* _Directive_
Extract the complete listing and output it unchanged.

* _Records for the exercise_
-.-.-
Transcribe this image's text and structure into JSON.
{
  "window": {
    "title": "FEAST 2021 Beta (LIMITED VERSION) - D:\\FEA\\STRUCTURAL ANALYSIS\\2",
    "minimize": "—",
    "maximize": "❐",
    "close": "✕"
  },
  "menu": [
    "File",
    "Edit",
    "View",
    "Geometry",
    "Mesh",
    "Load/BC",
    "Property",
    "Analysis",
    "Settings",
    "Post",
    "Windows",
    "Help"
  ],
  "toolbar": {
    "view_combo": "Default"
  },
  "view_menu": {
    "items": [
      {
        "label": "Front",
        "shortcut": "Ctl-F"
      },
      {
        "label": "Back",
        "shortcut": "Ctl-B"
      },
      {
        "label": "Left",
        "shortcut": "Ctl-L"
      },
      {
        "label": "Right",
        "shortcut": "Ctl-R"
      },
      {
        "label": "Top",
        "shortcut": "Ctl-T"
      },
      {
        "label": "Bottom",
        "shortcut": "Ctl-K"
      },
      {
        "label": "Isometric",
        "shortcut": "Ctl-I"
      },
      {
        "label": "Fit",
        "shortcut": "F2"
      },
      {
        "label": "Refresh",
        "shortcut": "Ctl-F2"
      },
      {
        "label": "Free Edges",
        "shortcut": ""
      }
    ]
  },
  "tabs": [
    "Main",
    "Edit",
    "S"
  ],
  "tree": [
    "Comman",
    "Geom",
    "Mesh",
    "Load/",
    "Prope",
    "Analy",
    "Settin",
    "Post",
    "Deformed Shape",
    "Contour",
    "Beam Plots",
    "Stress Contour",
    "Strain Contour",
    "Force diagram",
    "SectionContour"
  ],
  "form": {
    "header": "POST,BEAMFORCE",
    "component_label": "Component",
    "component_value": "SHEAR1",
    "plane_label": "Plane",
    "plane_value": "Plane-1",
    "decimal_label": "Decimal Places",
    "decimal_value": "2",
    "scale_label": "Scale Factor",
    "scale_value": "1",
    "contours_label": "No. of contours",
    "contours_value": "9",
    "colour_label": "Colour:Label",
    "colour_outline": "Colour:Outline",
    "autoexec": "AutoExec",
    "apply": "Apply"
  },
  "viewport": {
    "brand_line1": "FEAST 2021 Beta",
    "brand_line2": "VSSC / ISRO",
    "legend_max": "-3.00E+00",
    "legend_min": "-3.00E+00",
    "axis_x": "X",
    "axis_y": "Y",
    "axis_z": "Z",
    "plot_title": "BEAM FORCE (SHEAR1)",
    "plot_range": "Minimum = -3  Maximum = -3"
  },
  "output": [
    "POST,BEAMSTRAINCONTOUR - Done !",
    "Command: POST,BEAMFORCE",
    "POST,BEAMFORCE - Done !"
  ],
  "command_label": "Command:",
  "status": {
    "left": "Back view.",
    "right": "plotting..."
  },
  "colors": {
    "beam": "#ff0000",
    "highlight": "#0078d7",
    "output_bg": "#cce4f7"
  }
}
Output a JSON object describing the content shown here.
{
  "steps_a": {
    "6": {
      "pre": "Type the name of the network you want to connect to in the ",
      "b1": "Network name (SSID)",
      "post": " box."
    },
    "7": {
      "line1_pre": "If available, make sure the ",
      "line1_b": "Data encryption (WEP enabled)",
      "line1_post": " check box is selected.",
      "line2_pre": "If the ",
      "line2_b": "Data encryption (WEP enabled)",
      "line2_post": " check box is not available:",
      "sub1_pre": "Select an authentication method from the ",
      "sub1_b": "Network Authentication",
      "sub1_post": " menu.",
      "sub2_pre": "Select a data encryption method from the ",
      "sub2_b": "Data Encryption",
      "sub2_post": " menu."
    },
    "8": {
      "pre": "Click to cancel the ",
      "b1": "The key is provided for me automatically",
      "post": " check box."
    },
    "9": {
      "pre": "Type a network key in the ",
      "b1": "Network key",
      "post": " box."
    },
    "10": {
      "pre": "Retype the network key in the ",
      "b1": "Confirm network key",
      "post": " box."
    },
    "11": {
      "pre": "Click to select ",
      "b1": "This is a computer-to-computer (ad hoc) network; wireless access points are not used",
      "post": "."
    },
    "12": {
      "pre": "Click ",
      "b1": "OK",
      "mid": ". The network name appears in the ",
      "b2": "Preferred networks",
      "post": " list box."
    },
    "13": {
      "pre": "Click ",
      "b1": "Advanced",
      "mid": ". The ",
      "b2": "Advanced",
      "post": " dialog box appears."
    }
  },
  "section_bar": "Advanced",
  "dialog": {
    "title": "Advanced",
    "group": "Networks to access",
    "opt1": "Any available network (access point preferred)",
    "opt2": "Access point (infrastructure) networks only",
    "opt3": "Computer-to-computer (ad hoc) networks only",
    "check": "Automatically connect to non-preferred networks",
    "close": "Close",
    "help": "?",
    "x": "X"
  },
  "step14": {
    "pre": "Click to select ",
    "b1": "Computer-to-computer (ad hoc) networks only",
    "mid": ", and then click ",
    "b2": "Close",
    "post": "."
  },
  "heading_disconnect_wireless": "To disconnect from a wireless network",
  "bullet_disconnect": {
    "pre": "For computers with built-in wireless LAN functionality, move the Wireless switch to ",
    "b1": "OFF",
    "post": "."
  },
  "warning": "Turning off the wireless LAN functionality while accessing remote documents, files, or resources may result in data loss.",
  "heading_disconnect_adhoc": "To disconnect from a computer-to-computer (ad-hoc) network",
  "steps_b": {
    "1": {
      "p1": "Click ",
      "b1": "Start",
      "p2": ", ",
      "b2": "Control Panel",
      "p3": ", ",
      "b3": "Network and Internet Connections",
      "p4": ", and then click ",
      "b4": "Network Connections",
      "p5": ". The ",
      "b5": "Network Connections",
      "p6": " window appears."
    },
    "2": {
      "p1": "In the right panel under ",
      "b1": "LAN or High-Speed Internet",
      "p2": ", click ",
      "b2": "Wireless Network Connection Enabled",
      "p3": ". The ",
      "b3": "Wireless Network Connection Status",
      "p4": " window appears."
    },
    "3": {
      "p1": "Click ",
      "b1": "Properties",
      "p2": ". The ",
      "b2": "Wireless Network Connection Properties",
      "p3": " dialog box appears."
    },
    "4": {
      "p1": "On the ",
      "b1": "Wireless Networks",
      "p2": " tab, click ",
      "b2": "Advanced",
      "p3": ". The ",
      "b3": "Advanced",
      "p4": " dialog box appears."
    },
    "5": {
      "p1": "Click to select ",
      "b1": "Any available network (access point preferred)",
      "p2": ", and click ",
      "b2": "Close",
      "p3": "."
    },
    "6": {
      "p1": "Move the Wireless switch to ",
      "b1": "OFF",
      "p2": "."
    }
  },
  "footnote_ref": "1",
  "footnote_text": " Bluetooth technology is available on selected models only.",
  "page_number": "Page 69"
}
-.-.-
* _Solution to the exercise_
Transcribe this image's text and structure into JSON.
{
  "window": {
    "title": "FEAST 2021 Beta (LIMITED VERSION) - D:\\FEA\\STRUCTURAL ANALYSIS\\2",
    "minimize": "—",
    "maximize": "❐",
    "close": "✕"
  },
  "menu": [
    "File",
    "Edit",
    "View",
    "Geometry",
    "Mesh",
    "Load/BC",
    "Property",
    "Analysis",
    "Settings",
    "Post",
    "Windows",
    "Help"
  ],
  "toolbar": {
    "view_combo": "Default"
  },
  "view_menu": {
    "items": [
      {
        "label": "Front",
        "shortcut": "Ctl-F"
      },
      {
        "label": "Back",
        "shortcut": "Ctl-B"
      },
      {
        "label": "Left",
        "shortcut": "Ctl-L"
      },
      {
        "label": "Right",
        "shortcut": "Ctl-R"
      },
      {
        "label": "Top",
        "shortcut": "Ctl-T"
      },
      {
        "label": "Bottom",
        "shortcut": "Ctl-K"
      },
      {
        "label": "Isometric",
        "shortcut": "Ctl-I"
      },
      {
        "label": "Fit",
        "shortcut": "F2"
      },
      {
        "label": "Refresh",
        "shortcut": "Ctl-F2"
      },
      {
        "label": "Free Edges",
        "shortcut": ""
      }
    ]
  },
  "tabs": [
    "Main",
    "Edit",
    "S"
  ],
  "tree": [
    "Comman",
    "Geom",
    "Mesh",
    "Load/",
    "Prope",
    "Analy",
    "Settin",
    "Post",
    "Deformed Shape",
    "Contour",
    "Beam Plots",
    "Stress Contour",
    "Strain Contour",
    "Force diagram",
    "SectionContour"
  ],
  "form": {
    "header": "POST,BEAMFORCE",
    "component_label": "Component",
    "component_value": "SHEAR1",
    "plane_label": "Plane",
    "plane_value": "Plane-1",
    "decimal_label": "Decimal Places",
    "decimal_value": "2",
    "scale_label": "Scale Factor",
    "scale_value": "1",
    "contours_label": "No. of contours",
    "contours_value": "9",
    "colour_label": "Colour:Label",
    "colour_outline": "Colour:Outline",
    "autoexec": "AutoExec",
    "apply": "Apply"
  },
  "viewport": {
    "brand_line1": "FEAST 2021 Beta",
    "brand_line2": "VSSC / ISRO",
    "legend_max": "-3.00E+00",
    "legend_min": "-3.00E+00",
    "axis_x": "X",
    "axis_y": "Y",
    "axis_z": "Z",
    "plot_title": "BEAM FORCE (SHEAR1)",
    "plot_range": "Minimum = -3  Maximum = -3"
  },
  "output": [
    "POST,BEAMSTRAINCONTOUR - Done !",
    "Command: POST,BEAMFORCE",
    "POST,BEAMFORCE - Done !"
  ],
  "command_label": "Command:",
  "status": {
    "left": "Back view.",
    "right": "plotting..."
  },
  "colors": {
    "beam": "#ff0000",
    "highlight": "#0078d7",
    "output_bg": "#cce4f7"
  }
}
Output a JSON object describing the content shown here.
{
  "steps_a": {
    "6": {
      "pre": "Type the name of the network you want to connect to in the ",
      "b1": "Network name (SSID)",
      "post": " box."
    },
    "7": {
      "line1_pre": "If available, make sure the ",
      "line1_b": "Data encryption (WEP enabled)",
      "line1_post": " check box is selected.",
      "line2_pre": "If the ",
      "line2_b": "Data encryption (WEP enabled)",
      "line2_post": " check box is not available:",
      "sub1_pre": "Select an authentication method from the ",
      "sub1_b": "Network Authentication",
      "sub1_post": " menu.",
      "sub2_pre": "Select a data encryption method from the ",
      "sub2_b": "Data Encryption",
      "sub2_post": " menu."
    },
    "8": {
      "pre": "Click to cancel the ",
      "b1": "The key is provided for me automatically",
      "post": " check box."
    },
    "9": {
      "pre": "Type a network key in the ",
      "b1": "Network key",
      "post": " box."
    },
    "10": {
      "pre": "Retype the network key in the ",
      "b1": "Confirm network key",
      "post": " box."
    },
    "11": {
      "pre": "Click to select ",
      "b1": "This is a computer-to-computer (ad hoc) network; wireless access points are not used",
      "post": "."
    },
    "12": {
      "pre": "Click ",
      "b1": "OK",
      "mid": ". The network name appears in the ",
      "b2": "Preferred networks",
      "post": " list box."
    },
    "13": {
      "pre": "Click ",
      "b1": "Advanced",
      "mid": ". The ",
      "b2": "Advanced",
      "post": " dialog box appears."
    }
  },
  "section_bar": "Advanced",
  "dialog": {
    "title": "Advanced",
    "group": "Networks to access",
    "opt1": "Any available network (access point preferred)",
    "opt2": "Access point (infrastructure) networks only",
    "opt3": "Computer-to-computer (ad hoc) networks only",
    "check": "Automatically connect to non-preferred networks",
    "close": "Close",
    "help": "?",
    "x": "X"
  },
  "step14": {
    "pre": "Click to select ",
    "b1": "Computer-to-computer (ad hoc) networks only",
    "mid": ", and then click ",
    "b2": "Close",
    "post": "."
  },
  "heading_disconnect_wireless": "To disconnect from a wireless network",
  "bullet_disconnect": {
    "pre": "For computers with built-in wireless LAN functionality, move the Wireless switch to ",
    "b1": "OFF",
    "post": "."
  },
  "warning": "Turning off the wireless LAN functionality while accessing remote documents, files, or resources may result in data loss.",
  "heading_disconnect_adhoc": "To disconnect from a computer-to-computer (ad-hoc) network",
  "steps_b": {
    "1": {
      "p1": "Click ",
      "b1": "Start",
      "p2": ", ",
      "b2": "Control Panel",
      "p3": ", ",
      "b3": "Network and Internet Connections",
      "p4": ", and then click ",
      "b4": "Network Connections",
      "p5": ". The ",
      "b5": "Network Connections",
      "p6": " window appears."
    },
    "2": {
      "p1": "In the right panel under ",
      "b1": "LAN or High-Speed Internet",
      "p2": ", click ",
      "b2": "Wireless Network Connection Enabled",
      "p3": ". The ",
      "b3": "Wireless Network Connection Status",
      "p4": " window appears."
    },
    "3": {
      "p1": "Click ",
      "b1": "Properties",
      "p2": ". The ",
      "b2": "Wireless Network Connection Properties",
      "p3": " dialog box appears."
    },
    "4": {
      "p1": "On the ",
      "b1": "Wireless Networks",
      "p2": " tab, click ",
      "b2": "Advanced",
      "p3": ". The ",
      "b3": "Advanced",
      "p4": " dialog box appears."
    },
    "5": {
      "p1": "Click to select ",
      "b1": "Any available network (access point preferred)",
      "p2": ", and click ",
      "b2": "Close",
      "p3": "."
    },
    "6": {
      "p1": "Move the Wireless switch to ",
      "b1": "OFF",
      "p2": "."
    }
  },
  "footnote_ref": "1",
  "footnote_text": " Bluetooth technology is available on selected models only.",
  "page_number": "Page 69"
}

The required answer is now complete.